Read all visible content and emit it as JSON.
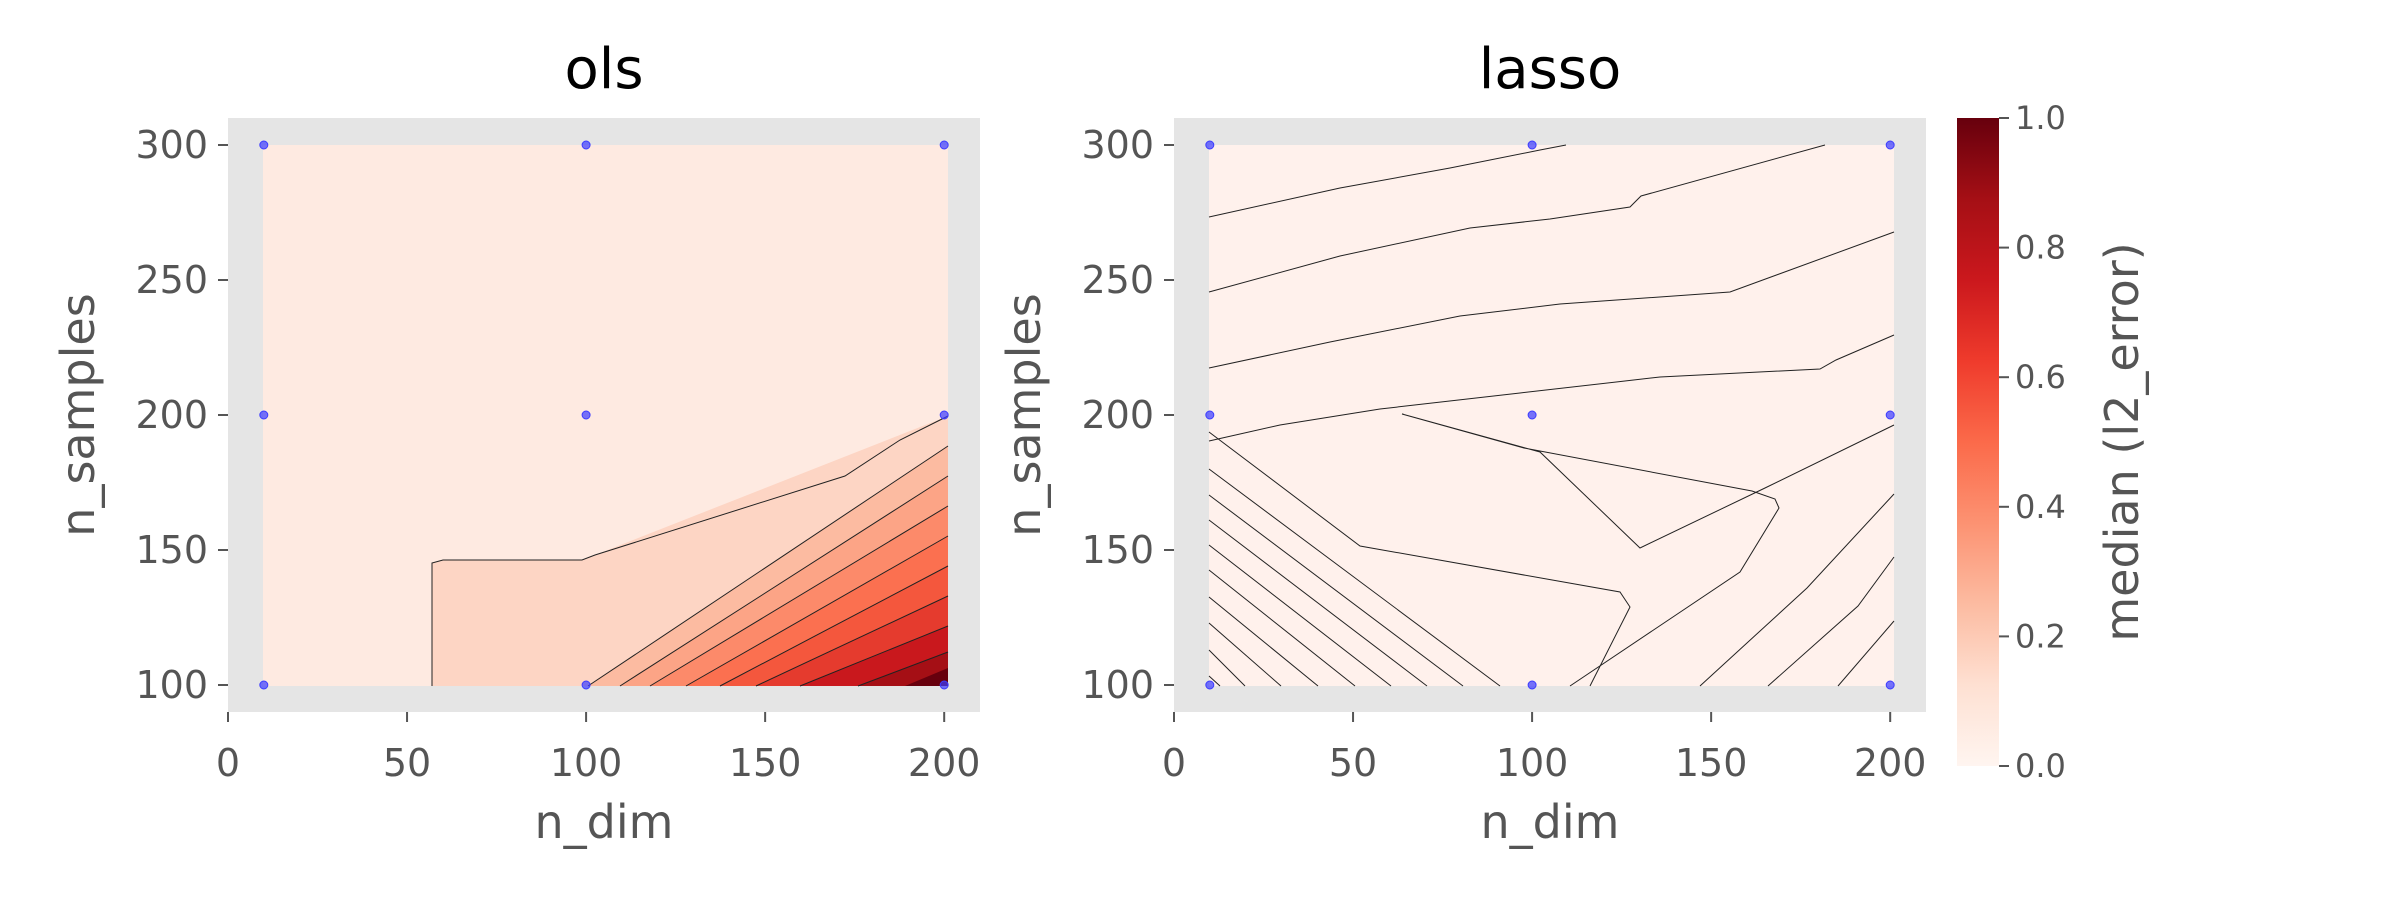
{
  "chart_data": [
    {
      "type": "contour",
      "title": "ols",
      "xlabel": "n_dim",
      "ylabel": "n_samples",
      "xlim": [
        0,
        210
      ],
      "ylim": [
        90,
        310
      ],
      "xticks": [
        0,
        50,
        100,
        150,
        200
      ],
      "yticks": [
        100,
        150,
        200,
        250,
        300
      ],
      "sample_points": [
        [
          10,
          100
        ],
        [
          10,
          200
        ],
        [
          10,
          300
        ],
        [
          100,
          100
        ],
        [
          100,
          200
        ],
        [
          100,
          300
        ],
        [
          200,
          100
        ],
        [
          200,
          200
        ],
        [
          200,
          300
        ]
      ],
      "grid": true,
      "background": "#e5e5e5"
    },
    {
      "type": "contour",
      "title": "lasso",
      "xlabel": "n_dim",
      "ylabel": "n_samples",
      "xlim": [
        0,
        210
      ],
      "ylim": [
        90,
        310
      ],
      "xticks": [
        0,
        50,
        100,
        150,
        200
      ],
      "yticks": [
        100,
        150,
        200,
        250,
        300
      ],
      "sample_points": [
        [
          10,
          100
        ],
        [
          10,
          200
        ],
        [
          10,
          300
        ],
        [
          100,
          100
        ],
        [
          100,
          200
        ],
        [
          100,
          300
        ],
        [
          200,
          100
        ],
        [
          200,
          200
        ],
        [
          200,
          300
        ]
      ],
      "grid": true,
      "background": "#e5e5e5"
    }
  ],
  "colorbar": {
    "label": "median (l2_error)",
    "ticks": [
      0.0,
      0.2,
      0.4,
      0.6,
      0.8,
      1.0
    ],
    "tick_labels": [
      "0.0",
      "0.2",
      "0.4",
      "0.6",
      "0.8",
      "1.0"
    ],
    "colormap": "Reds",
    "range": [
      0.0,
      1.0
    ]
  },
  "colors": {
    "point": "#3b3bff",
    "contour_line": "#222222",
    "tick_text": "#555555"
  }
}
++++++++
## [Task goal]
Skip the pictures and print each record exactly as it stands.

## [Task solution]
Read all visible content and emit it as JSON.
{
  "chart_data": [
    {
      "type": "contour",
      "title": "ols",
      "xlabel": "n_dim",
      "ylabel": "n_samples",
      "xlim": [
        0,
        210
      ],
      "ylim": [
        90,
        310
      ],
      "xticks": [
        0,
        50,
        100,
        150,
        200
      ],
      "yticks": [
        100,
        150,
        200,
        250,
        300
      ],
      "sample_points": [
        [
          10,
          100
        ],
        [
          10,
          200
        ],
        [
          10,
          300
        ],
        [
          100,
          100
        ],
        [
          100,
          200
        ],
        [
          100,
          300
        ],
        [
          200,
          100
        ],
        [
          200,
          200
        ],
        [
          200,
          300
        ]
      ],
      "grid": true,
      "background": "#e5e5e5"
    },
    {
      "type": "contour",
      "title": "lasso",
      "xlabel": "n_dim",
      "ylabel": "n_samples",
      "xlim": [
        0,
        210
      ],
      "ylim": [
        90,
        310
      ],
      "xticks": [
        0,
        50,
        100,
        150,
        200
      ],
      "yticks": [
        100,
        150,
        200,
        250,
        300
      ],
      "sample_points": [
        [
          10,
          100
        ],
        [
          10,
          200
        ],
        [
          10,
          300
        ],
        [
          100,
          100
        ],
        [
          100,
          200
        ],
        [
          100,
          300
        ],
        [
          200,
          100
        ],
        [
          200,
          200
        ],
        [
          200,
          300
        ]
      ],
      "grid": true,
      "background": "#e5e5e5"
    }
  ],
  "colorbar": {
    "label": "median (l2_error)",
    "ticks": [
      0.0,
      0.2,
      0.4,
      0.6,
      0.8,
      1.0
    ],
    "tick_labels": [
      "0.0",
      "0.2",
      "0.4",
      "0.6",
      "0.8",
      "1.0"
    ],
    "colormap": "Reds",
    "range": [
      0.0,
      1.0
    ]
  },
  "colors": {
    "point": "#3b3bff",
    "contour_line": "#222222",
    "tick_text": "#555555"
  }
}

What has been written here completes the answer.